### Request
Give every entry again, word for word and in full.

### Record excerpts
::::::::
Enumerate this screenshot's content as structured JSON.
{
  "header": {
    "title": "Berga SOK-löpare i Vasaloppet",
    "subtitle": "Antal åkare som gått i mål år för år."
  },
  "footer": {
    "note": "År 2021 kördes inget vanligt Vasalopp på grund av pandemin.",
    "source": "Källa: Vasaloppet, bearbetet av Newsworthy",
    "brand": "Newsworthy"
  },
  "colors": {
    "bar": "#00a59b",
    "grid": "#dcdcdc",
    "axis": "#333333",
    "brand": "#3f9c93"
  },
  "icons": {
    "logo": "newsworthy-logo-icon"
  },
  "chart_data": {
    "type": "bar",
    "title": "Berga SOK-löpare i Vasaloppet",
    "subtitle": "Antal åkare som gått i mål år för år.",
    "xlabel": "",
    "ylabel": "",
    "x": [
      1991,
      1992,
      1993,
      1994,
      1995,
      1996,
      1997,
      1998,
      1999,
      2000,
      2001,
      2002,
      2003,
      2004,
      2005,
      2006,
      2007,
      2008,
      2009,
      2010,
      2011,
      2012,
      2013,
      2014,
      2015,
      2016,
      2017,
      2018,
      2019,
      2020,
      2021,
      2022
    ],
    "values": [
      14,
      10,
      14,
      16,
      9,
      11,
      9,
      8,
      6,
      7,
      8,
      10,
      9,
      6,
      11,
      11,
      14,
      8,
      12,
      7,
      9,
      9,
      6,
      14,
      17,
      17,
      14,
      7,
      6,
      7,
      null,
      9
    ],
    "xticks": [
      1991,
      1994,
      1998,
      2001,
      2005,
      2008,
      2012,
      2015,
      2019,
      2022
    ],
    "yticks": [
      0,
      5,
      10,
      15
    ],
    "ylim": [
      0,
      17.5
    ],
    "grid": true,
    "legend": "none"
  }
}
::::::::
### The answer
Enumerate this screenshot's content as structured JSON.
{
  "header": {
    "title": "Berga SOK-löpare i Vasaloppet",
    "subtitle": "Antal åkare som gått i mål år för år."
  },
  "footer": {
    "note": "År 2021 kördes inget vanligt Vasalopp på grund av pandemin.",
    "source": "Källa: Vasaloppet, bearbetet av Newsworthy",
    "brand": "Newsworthy"
  },
  "colors": {
    "bar": "#00a59b",
    "grid": "#dcdcdc",
    "axis": "#333333",
    "brand": "#3f9c93"
  },
  "icons": {
    "logo": "newsworthy-logo-icon"
  },
  "chart_data": {
    "type": "bar",
    "title": "Berga SOK-löpare i Vasaloppet",
    "subtitle": "Antal åkare som gått i mål år för år.",
    "xlabel": "",
    "ylabel": "",
    "x": [
      1991,
      1992,
      1993,
      1994,
      1995,
      1996,
      1997,
      1998,
      1999,
      2000,
      2001,
      2002,
      2003,
      2004,
      2005,
      2006,
      2007,
      2008,
      2009,
      2010,
      2011,
      2012,
      2013,
      2014,
      2015,
      2016,
      2017,
      2018,
      2019,
      2020,
      2021,
      2022
    ],
    "values": [
      14,
      10,
      14,
      16,
      9,
      11,
      9,
      8,
      6,
      7,
      8,
      10,
      9,
      6,
      11,
      11,
      14,
      8,
      12,
      7,
      9,
      9,
      6,
      14,
      17,
      17,
      14,
      7,
      6,
      7,
      null,
      9
    ],
    "xticks": [
      1991,
      1994,
      1998,
      2001,
      2005,
      2008,
      2012,
      2015,
      2019,
      2022
    ],
    "yticks": [
      0,
      5,
      10,
      15
    ],
    "ylim": [
      0,
      17.5
    ],
    "grid": true,
    "legend": "none"
  }
}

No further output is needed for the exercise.